▸ THE TASK:
Pick out all lines of the entries that include the word "Sources" and copy them.

▸ DATA SHOWN:
--- BEGIN ---

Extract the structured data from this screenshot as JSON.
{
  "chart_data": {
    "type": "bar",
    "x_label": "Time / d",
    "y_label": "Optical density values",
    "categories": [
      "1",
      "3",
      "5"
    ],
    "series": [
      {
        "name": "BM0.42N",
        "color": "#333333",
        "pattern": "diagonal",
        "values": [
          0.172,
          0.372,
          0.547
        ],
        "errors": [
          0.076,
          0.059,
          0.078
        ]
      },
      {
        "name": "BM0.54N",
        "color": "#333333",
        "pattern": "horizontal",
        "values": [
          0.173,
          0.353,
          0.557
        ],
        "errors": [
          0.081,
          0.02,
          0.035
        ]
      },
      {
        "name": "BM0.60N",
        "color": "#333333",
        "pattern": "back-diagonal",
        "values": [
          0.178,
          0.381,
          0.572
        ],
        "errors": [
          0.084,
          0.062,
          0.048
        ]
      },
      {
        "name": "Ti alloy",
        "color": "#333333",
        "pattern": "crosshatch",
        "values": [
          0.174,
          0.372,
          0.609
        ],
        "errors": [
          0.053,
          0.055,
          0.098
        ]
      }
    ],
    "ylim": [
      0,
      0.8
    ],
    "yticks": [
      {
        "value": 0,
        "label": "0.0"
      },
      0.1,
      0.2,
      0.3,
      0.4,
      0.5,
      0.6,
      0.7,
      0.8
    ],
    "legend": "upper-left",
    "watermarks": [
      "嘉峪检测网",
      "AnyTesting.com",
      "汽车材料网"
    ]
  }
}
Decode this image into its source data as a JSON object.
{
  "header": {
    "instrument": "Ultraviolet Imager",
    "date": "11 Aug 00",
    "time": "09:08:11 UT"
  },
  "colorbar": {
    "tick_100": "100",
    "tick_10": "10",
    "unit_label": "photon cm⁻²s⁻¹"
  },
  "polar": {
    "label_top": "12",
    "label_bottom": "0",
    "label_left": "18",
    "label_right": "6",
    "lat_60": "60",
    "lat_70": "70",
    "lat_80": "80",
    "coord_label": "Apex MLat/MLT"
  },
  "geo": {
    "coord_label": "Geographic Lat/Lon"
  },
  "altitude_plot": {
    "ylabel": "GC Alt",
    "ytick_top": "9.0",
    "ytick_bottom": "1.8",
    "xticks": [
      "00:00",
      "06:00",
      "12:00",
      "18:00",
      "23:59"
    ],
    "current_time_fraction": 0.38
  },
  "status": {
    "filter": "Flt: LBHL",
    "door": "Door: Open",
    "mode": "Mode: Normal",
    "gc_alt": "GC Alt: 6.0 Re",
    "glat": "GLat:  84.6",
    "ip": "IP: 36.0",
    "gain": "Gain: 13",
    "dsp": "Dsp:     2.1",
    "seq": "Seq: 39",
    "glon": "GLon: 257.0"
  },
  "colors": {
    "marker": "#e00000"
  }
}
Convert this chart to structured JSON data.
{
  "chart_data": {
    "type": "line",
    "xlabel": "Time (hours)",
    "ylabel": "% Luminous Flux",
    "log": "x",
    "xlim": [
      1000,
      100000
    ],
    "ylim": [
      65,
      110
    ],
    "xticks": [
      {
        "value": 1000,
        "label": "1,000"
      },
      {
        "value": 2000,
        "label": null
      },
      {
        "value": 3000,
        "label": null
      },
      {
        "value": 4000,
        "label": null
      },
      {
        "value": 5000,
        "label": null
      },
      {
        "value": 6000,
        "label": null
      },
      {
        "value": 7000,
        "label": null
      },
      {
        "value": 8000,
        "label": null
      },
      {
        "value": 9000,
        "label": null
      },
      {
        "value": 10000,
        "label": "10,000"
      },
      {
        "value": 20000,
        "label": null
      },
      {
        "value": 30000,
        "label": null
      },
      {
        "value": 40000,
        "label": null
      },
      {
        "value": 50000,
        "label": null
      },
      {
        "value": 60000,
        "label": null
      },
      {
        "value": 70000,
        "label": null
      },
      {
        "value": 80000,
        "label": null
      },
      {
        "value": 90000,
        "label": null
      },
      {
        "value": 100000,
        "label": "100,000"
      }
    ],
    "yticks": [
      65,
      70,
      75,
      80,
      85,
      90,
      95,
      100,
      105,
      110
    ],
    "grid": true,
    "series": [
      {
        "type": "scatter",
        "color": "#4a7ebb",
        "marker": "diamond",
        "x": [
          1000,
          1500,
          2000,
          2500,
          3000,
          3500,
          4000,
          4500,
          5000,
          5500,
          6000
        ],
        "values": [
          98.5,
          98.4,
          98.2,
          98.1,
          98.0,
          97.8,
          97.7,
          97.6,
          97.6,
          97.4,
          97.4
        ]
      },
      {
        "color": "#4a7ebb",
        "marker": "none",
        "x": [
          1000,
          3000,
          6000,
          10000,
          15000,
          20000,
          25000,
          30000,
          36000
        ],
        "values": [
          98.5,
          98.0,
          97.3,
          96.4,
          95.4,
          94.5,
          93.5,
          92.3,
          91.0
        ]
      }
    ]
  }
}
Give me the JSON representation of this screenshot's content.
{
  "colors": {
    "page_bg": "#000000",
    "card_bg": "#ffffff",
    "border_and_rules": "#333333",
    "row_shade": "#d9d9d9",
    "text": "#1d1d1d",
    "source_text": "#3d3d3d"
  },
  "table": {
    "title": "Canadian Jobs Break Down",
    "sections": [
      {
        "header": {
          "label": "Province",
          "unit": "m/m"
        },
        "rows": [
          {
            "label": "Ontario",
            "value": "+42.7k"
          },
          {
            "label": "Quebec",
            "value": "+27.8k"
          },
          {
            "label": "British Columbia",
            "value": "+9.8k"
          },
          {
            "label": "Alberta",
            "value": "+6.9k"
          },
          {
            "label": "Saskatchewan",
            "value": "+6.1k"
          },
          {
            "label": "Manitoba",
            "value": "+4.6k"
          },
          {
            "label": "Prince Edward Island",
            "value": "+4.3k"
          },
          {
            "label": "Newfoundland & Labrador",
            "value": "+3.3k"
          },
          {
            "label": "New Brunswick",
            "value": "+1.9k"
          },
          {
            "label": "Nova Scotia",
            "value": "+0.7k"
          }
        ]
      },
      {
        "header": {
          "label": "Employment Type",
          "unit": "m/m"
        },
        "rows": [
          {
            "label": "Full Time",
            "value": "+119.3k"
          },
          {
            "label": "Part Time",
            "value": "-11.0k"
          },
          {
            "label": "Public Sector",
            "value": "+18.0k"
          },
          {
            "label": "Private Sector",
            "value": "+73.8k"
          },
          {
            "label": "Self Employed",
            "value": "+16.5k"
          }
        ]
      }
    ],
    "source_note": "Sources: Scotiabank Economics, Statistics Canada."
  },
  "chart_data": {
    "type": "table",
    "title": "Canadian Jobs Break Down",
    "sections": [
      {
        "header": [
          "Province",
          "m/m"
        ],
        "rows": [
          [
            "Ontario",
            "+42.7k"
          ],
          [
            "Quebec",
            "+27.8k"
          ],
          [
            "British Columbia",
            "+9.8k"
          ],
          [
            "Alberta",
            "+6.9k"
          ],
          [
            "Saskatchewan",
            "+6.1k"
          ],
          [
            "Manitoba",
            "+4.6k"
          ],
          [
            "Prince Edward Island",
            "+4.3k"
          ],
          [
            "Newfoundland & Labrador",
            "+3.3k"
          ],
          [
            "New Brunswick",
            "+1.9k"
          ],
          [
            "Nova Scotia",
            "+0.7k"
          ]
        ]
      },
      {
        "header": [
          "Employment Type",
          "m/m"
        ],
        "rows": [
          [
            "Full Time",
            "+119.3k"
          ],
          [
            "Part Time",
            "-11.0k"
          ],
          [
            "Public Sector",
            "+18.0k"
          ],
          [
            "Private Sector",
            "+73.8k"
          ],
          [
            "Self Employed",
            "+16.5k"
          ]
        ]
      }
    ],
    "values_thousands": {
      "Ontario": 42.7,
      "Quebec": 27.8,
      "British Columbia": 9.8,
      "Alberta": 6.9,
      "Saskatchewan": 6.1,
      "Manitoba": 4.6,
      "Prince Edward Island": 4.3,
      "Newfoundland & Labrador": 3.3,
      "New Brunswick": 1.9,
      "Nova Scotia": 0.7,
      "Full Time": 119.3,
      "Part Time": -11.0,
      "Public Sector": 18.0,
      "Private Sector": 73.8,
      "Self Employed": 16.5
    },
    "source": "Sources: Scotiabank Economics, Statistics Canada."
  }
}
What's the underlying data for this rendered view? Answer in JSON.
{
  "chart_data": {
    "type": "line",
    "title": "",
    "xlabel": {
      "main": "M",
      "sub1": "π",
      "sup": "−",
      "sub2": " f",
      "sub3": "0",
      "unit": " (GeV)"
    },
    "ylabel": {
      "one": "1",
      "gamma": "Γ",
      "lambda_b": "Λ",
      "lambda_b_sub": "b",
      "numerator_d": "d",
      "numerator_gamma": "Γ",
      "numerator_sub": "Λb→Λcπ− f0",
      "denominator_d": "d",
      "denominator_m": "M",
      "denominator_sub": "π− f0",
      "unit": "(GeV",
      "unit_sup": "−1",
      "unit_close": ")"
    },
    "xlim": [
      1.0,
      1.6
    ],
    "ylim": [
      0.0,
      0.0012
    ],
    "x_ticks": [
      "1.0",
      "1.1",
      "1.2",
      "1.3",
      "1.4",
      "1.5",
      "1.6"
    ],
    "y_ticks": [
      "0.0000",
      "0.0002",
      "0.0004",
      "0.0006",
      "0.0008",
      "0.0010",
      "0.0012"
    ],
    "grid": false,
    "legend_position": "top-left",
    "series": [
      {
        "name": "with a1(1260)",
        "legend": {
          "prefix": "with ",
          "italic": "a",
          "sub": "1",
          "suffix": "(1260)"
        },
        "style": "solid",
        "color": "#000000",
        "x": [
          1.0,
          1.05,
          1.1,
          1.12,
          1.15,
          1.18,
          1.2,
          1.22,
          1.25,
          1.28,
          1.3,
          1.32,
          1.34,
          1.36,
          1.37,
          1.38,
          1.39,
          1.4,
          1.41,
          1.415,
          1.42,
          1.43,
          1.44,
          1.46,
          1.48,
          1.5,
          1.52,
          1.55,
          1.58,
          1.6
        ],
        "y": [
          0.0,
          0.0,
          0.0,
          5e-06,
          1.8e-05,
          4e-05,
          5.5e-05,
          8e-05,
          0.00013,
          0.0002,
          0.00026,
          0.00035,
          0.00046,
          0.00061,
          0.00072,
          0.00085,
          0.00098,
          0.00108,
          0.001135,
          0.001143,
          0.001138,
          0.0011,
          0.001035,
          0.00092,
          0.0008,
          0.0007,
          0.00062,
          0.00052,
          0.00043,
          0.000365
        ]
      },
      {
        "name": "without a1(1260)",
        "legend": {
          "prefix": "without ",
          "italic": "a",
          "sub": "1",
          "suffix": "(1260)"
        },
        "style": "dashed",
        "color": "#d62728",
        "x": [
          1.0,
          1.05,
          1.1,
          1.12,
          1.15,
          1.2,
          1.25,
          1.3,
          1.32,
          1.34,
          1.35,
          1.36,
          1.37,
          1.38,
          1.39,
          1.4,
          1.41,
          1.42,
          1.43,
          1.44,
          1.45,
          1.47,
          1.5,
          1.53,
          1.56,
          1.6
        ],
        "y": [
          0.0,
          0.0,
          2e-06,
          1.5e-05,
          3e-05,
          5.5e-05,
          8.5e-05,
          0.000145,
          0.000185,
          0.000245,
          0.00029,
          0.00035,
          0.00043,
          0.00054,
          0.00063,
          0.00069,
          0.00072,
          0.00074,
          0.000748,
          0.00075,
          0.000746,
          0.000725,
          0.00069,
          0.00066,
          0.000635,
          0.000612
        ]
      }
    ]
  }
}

--- END ---

▸ RESPONSE FOR THIS EXERCISE:
    "source_note": "Sources: Scotiabank Economics, Statistics Canada."
    "source": "Sources: Scotiabank Economics, Statistics Canada."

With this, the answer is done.